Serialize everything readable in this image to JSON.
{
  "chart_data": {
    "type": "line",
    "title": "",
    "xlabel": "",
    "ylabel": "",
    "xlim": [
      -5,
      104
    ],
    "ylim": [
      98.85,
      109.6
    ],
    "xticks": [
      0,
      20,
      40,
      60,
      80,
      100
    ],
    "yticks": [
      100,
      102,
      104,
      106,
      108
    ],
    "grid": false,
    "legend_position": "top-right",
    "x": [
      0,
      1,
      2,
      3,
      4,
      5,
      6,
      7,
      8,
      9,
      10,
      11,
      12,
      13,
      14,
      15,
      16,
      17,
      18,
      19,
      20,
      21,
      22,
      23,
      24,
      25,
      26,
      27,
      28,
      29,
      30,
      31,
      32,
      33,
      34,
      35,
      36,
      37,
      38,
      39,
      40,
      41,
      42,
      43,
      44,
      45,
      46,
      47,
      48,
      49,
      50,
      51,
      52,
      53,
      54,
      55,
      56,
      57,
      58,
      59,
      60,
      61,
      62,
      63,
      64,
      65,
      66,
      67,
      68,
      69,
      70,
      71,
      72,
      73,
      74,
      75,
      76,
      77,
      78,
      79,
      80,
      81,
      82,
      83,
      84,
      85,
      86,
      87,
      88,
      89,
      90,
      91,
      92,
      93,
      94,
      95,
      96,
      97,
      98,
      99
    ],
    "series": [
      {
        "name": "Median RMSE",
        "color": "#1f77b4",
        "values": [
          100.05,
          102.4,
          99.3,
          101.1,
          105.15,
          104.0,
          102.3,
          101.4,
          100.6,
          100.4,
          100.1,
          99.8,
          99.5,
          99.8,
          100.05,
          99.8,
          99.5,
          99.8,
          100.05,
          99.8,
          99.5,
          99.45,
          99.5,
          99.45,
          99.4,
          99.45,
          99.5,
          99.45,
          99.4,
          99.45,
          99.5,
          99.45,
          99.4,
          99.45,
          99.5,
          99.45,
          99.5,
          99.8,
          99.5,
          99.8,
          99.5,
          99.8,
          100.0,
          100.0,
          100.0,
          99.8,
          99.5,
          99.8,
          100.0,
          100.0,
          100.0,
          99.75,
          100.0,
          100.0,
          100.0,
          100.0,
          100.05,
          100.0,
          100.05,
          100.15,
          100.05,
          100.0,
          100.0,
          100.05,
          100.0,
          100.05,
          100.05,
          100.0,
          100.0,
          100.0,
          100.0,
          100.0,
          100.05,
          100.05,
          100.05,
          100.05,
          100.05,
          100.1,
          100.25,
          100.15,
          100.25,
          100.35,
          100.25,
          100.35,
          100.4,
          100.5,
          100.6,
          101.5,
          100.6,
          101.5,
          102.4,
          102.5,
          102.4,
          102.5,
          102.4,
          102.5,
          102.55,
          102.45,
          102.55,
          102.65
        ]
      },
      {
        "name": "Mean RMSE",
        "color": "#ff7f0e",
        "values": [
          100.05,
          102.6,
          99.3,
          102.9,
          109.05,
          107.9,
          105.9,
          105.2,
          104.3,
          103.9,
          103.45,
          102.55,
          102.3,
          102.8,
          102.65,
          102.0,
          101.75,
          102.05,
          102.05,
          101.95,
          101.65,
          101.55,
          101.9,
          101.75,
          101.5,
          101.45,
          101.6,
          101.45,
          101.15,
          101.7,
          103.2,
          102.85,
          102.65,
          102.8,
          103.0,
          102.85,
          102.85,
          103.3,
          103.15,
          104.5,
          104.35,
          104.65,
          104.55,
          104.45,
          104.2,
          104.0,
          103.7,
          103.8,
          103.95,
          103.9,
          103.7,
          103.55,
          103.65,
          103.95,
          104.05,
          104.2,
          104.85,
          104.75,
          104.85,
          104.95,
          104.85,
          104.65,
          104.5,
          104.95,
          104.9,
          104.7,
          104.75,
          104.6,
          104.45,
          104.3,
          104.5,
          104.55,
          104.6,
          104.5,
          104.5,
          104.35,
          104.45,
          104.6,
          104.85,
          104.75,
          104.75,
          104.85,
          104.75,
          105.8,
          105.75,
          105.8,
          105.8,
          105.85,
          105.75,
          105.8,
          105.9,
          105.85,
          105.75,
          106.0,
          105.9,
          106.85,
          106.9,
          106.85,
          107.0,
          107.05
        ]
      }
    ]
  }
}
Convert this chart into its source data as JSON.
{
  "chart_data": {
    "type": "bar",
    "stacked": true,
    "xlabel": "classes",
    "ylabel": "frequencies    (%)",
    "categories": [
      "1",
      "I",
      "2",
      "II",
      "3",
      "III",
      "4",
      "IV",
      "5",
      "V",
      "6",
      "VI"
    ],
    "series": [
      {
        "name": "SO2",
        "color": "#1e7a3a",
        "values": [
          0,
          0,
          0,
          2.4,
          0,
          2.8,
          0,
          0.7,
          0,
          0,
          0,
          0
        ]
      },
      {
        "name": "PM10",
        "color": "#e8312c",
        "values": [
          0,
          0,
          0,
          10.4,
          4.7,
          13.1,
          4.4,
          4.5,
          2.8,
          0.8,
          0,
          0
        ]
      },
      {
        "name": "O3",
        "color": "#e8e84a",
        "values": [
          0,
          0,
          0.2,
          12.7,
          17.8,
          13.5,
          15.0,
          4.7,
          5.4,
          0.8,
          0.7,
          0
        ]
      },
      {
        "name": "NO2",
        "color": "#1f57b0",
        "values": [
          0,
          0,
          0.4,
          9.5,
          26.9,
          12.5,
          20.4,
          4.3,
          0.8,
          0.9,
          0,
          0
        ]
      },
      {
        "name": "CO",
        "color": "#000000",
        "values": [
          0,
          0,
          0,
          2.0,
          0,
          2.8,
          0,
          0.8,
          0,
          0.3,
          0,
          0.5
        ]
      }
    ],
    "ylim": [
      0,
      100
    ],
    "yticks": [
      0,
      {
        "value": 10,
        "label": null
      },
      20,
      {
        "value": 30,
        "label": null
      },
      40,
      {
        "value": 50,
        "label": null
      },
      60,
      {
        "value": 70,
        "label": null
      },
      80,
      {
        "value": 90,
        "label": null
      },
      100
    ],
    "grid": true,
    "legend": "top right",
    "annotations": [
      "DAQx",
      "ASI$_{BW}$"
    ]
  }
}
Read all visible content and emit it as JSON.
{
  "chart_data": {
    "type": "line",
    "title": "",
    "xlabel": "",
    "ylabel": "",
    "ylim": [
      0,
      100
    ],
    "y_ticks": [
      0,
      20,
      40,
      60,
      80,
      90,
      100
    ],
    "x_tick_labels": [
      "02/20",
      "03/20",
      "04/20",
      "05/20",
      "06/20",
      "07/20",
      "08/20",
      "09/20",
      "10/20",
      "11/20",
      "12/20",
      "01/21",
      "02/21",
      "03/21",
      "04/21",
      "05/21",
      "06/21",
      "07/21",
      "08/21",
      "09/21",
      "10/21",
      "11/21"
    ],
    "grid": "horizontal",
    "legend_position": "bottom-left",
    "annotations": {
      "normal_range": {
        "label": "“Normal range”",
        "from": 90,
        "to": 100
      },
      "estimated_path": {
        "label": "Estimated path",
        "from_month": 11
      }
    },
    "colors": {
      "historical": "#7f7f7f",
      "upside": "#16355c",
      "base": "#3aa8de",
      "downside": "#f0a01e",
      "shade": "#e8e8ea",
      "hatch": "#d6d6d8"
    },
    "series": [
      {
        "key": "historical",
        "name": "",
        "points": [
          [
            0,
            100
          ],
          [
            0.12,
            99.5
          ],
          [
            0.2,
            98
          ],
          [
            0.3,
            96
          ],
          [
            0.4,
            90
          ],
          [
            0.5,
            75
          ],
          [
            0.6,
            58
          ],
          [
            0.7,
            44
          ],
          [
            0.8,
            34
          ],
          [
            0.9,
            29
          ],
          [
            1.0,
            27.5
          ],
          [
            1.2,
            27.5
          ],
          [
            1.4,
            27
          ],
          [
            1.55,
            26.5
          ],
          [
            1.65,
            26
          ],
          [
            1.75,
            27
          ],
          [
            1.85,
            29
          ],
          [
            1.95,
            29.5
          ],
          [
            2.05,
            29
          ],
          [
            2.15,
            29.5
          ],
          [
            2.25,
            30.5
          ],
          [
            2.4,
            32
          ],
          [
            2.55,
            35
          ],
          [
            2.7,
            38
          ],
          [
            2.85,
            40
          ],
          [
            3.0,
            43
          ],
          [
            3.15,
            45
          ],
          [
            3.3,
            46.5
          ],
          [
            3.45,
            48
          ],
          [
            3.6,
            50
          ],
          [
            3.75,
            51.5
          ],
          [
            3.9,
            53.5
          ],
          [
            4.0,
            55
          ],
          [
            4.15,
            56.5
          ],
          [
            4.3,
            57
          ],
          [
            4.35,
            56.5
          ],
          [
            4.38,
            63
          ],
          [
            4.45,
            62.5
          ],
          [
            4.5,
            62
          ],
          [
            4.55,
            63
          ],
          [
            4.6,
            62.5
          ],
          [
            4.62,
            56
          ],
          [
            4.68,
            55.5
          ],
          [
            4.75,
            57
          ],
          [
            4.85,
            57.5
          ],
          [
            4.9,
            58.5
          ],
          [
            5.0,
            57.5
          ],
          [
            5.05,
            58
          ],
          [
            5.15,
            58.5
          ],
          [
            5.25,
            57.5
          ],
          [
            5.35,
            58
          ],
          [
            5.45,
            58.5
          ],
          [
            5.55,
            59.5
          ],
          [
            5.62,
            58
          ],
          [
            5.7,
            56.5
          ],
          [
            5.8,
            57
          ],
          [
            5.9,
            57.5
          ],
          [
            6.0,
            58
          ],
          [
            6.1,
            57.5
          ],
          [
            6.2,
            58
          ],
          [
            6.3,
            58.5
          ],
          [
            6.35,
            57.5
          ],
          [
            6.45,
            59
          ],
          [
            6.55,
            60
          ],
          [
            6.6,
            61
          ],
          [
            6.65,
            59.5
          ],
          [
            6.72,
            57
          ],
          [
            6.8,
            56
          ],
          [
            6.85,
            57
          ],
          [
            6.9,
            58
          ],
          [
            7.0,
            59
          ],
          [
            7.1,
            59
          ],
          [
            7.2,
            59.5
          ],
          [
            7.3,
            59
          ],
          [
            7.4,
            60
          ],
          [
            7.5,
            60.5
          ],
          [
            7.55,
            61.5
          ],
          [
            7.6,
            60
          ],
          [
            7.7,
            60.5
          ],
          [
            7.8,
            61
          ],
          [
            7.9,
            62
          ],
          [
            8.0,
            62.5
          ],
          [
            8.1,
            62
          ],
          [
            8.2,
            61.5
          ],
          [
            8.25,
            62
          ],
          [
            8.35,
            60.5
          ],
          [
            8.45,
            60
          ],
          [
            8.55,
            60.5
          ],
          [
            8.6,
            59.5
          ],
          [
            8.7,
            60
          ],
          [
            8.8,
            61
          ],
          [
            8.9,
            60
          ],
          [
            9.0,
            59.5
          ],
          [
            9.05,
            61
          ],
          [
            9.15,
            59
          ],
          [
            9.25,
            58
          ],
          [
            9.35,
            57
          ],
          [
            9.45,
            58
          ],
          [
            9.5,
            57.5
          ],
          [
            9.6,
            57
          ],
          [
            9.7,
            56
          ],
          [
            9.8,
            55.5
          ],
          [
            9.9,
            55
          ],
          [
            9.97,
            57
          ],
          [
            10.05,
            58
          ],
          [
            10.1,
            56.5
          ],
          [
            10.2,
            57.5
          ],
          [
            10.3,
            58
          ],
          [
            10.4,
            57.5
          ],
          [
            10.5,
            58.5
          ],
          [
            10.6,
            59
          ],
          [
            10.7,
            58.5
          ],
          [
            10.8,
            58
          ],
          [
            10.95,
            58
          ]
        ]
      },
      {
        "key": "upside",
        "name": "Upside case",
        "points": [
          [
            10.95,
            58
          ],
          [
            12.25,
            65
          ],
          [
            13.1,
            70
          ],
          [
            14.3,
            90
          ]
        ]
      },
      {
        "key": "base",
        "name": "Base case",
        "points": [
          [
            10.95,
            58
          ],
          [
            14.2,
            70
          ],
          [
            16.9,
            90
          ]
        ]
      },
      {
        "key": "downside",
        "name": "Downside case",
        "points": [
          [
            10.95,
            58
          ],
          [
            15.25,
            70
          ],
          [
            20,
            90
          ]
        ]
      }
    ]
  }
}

(JOB):
From the data above, show each line that contains "JSON".

(RIGHT ANSWER):
Serialize everything readable in this image to JSON.
Convert this chart into its source data as JSON.
Read all visible content and emit it as JSON.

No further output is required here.